▶ [REQUIRED TASK] Pull out every line in the data that has the string "antiche" in it.

— START RECORDS TO PROCESS —

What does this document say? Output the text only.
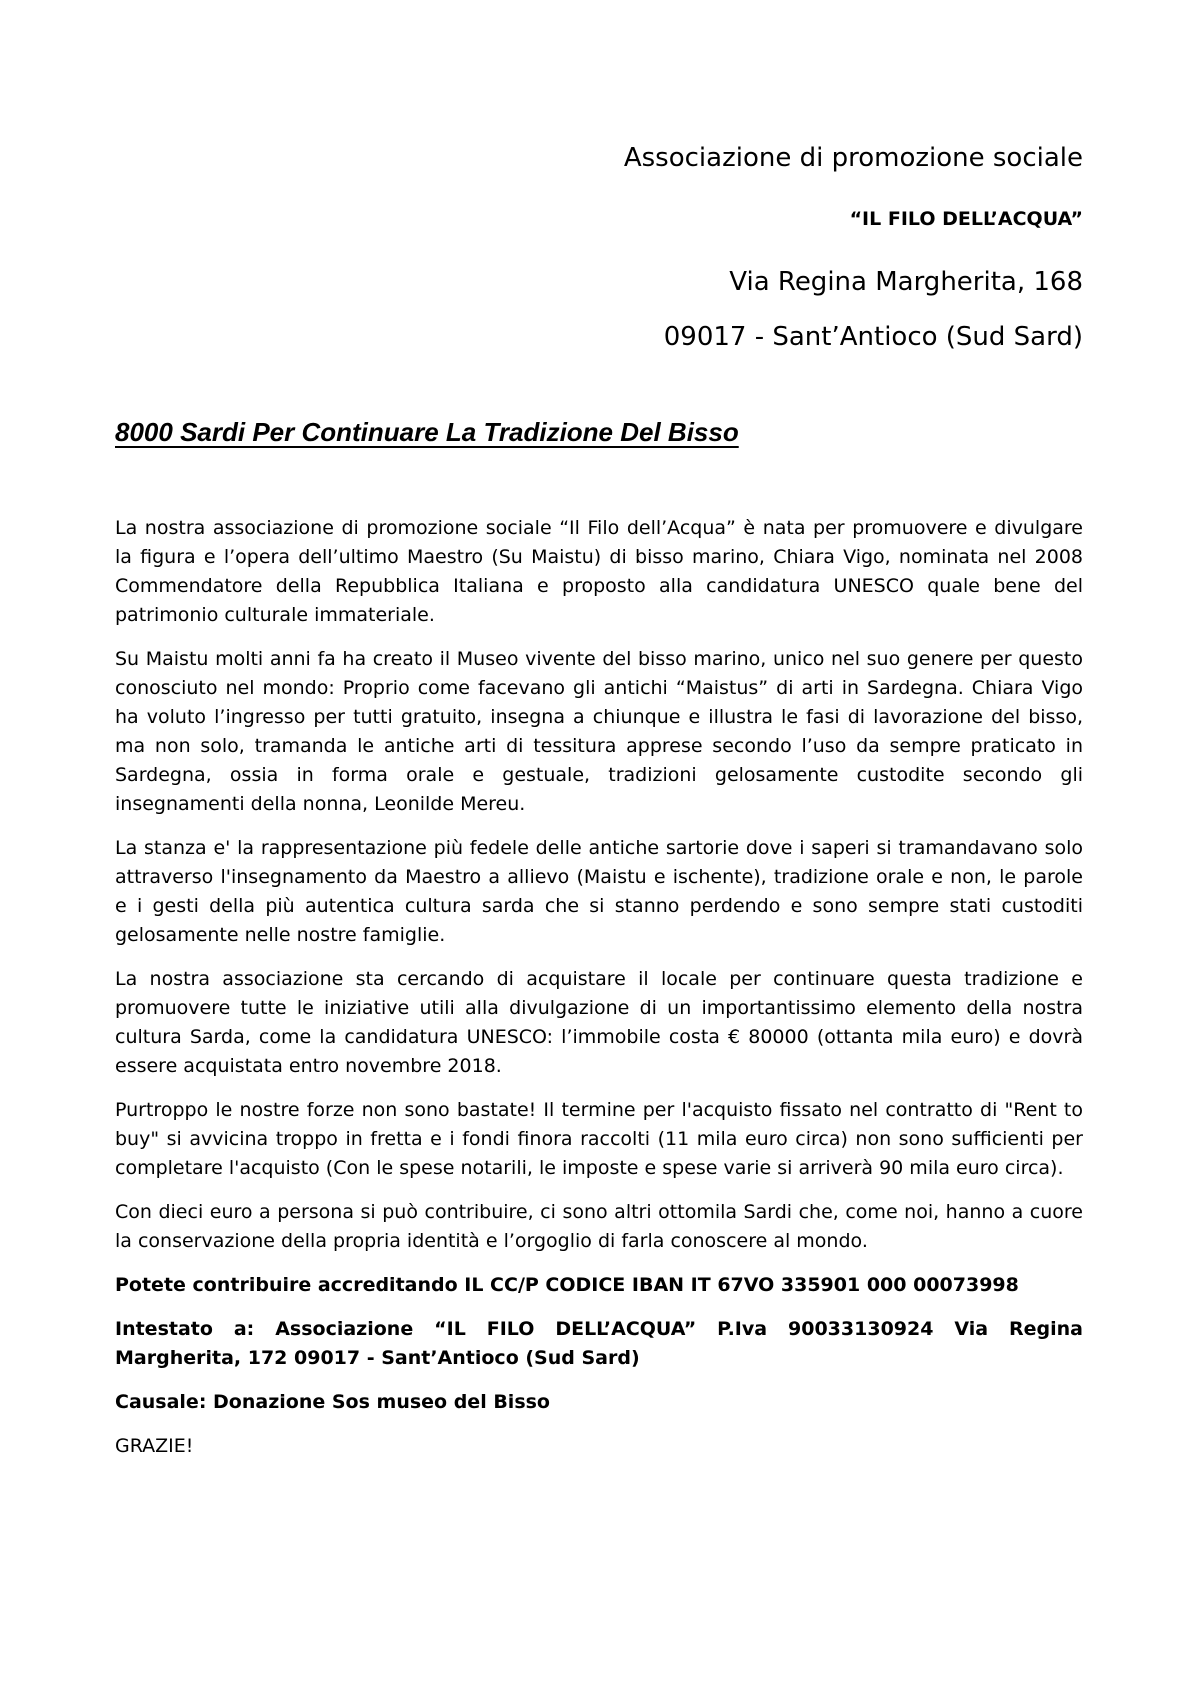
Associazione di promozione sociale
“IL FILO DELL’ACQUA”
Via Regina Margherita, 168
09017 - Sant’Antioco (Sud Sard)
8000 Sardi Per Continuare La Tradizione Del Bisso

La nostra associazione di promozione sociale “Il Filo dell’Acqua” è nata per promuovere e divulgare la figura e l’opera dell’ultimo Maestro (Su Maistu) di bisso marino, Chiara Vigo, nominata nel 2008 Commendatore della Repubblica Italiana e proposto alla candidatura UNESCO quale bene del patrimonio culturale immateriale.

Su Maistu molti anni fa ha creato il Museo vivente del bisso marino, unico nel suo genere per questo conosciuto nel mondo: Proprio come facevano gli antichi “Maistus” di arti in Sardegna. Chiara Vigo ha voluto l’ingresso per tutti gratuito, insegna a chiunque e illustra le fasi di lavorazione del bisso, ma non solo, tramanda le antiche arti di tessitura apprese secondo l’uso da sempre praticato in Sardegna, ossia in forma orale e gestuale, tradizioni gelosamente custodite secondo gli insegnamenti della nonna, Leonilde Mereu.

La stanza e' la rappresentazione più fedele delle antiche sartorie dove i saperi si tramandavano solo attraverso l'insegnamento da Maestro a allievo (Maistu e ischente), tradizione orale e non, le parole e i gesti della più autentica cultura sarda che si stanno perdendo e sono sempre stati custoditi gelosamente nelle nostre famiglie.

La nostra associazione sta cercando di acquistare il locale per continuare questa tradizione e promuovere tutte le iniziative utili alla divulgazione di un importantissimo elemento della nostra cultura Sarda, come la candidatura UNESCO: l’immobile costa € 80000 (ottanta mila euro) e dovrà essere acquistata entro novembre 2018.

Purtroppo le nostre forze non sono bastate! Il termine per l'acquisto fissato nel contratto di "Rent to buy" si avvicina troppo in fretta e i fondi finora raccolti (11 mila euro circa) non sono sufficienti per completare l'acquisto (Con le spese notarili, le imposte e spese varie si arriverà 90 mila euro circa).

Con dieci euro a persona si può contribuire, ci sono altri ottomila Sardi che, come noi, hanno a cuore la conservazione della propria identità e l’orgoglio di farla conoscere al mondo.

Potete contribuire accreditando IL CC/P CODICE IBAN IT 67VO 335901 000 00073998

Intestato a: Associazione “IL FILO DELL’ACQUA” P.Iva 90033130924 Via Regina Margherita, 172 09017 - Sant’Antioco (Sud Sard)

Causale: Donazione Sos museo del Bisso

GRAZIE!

— END RECORDS TO PROCESS —
— START RECORDS TO PROCESS —

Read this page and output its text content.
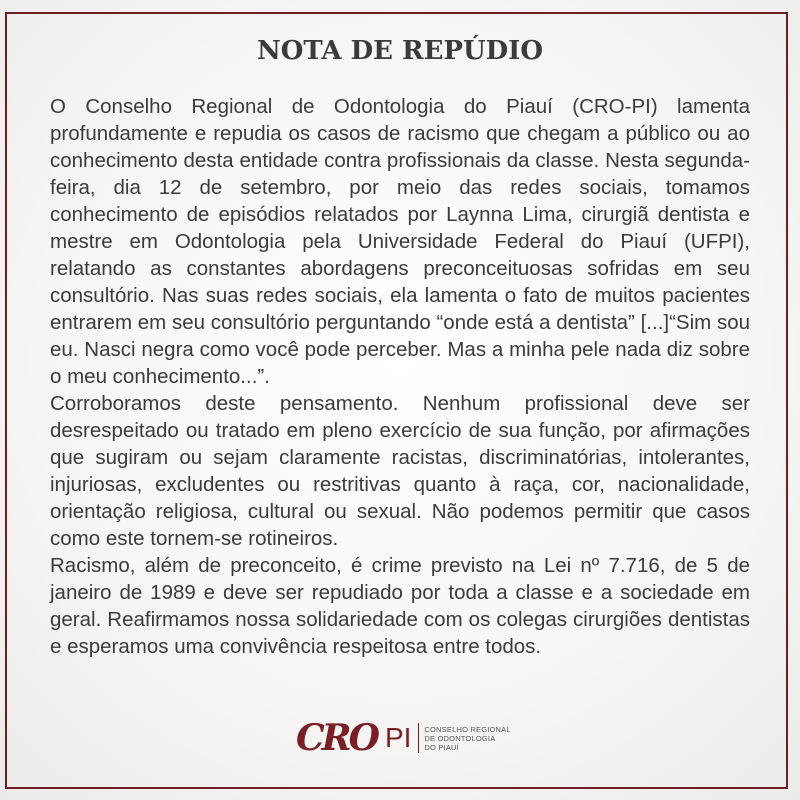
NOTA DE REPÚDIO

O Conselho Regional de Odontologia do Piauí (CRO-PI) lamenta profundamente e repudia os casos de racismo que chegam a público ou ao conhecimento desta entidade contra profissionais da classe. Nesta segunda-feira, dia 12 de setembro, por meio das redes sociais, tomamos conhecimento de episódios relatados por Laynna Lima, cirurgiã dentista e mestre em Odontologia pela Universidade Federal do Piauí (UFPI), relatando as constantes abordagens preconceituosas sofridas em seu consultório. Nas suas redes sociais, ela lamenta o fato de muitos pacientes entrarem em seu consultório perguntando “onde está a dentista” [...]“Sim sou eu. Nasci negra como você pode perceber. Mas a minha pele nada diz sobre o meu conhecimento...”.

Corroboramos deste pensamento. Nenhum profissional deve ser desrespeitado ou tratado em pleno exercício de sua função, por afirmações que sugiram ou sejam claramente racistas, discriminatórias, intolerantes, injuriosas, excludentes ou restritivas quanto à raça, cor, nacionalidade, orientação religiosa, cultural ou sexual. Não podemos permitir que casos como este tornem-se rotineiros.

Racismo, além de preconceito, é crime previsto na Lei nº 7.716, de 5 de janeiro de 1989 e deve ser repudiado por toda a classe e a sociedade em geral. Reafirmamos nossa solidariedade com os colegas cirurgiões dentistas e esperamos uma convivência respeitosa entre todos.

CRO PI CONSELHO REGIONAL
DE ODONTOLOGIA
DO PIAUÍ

— END RECORDS TO PROCESS —

▶ [FULL SOLUTION]
Su Maistu molti anni fa ha creato il Museo vivente del bisso marino, unico nel suo genere per questo conosciuto nel mondo: Proprio come facevano gli antichi “Maistus” di arti in Sardegna. Chiara Vigo ha voluto l’ingresso per tutti gratuito, insegna a chiunque e illustra le fasi di lavorazione del bisso, ma non solo, tramanda le antiche arti di tessitura apprese secondo l’uso da sempre praticato in Sardegna, ossia in forma orale e gestuale, tradizioni gelosamente custodite secondo gli insegnamenti della nonna, Leonilde Mereu.
La stanza e' la rappresentazione più fedele delle antiche sartorie dove i saperi si tramandavano solo attraverso l'insegnamento da Maestro a allievo (Maistu e ischente), tradizione orale e non, le parole e i gesti della più autentica cultura sarda che si stanno perdendo e sono sempre stati custoditi gelosamente nelle nostre famiglie.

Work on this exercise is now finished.